■ **Directions**
Using the data below, copy each line that includes the word "DEFENCE".

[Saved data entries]

^^^^^^^^^^^^^^^^

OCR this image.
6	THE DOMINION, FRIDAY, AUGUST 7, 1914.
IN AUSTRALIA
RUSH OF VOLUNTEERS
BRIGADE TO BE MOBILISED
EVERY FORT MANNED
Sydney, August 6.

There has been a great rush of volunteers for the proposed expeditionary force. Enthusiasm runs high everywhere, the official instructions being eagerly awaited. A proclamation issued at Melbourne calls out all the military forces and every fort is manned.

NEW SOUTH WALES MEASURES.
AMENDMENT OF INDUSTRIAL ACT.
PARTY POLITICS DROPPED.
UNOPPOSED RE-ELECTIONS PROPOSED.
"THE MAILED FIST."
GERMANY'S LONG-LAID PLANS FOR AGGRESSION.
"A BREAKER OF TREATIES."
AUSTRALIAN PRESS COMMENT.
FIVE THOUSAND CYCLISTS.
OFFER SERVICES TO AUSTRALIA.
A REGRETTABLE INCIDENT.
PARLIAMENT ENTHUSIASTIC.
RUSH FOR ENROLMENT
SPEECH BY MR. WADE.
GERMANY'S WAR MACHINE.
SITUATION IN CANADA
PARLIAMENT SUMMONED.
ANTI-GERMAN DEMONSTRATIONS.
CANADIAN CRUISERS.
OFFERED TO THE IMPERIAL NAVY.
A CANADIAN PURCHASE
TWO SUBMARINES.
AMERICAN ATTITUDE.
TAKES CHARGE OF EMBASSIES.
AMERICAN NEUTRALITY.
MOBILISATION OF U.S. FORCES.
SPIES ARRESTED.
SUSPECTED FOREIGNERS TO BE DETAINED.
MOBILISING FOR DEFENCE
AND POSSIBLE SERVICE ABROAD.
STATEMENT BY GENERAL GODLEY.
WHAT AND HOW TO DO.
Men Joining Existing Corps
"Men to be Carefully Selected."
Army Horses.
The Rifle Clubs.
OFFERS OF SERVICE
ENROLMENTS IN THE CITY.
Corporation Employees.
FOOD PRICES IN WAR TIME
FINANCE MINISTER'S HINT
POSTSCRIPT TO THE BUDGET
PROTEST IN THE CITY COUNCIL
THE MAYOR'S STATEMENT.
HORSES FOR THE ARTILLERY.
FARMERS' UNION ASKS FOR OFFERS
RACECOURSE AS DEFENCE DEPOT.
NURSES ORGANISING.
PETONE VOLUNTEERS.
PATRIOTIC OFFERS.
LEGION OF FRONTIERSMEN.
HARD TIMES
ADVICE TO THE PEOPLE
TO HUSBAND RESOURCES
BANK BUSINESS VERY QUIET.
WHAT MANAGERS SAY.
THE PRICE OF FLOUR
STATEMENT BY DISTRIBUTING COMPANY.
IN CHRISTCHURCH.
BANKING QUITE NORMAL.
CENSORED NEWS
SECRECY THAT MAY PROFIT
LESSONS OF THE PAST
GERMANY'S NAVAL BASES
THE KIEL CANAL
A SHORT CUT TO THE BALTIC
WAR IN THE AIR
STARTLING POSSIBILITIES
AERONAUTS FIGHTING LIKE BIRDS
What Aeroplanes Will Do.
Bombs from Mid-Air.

^^^^^^^^^^^^^^^^

■ **Full answer**
MOBILISING FOR DEFENCE
RACECOURSE AS DEFENCE DEPOT.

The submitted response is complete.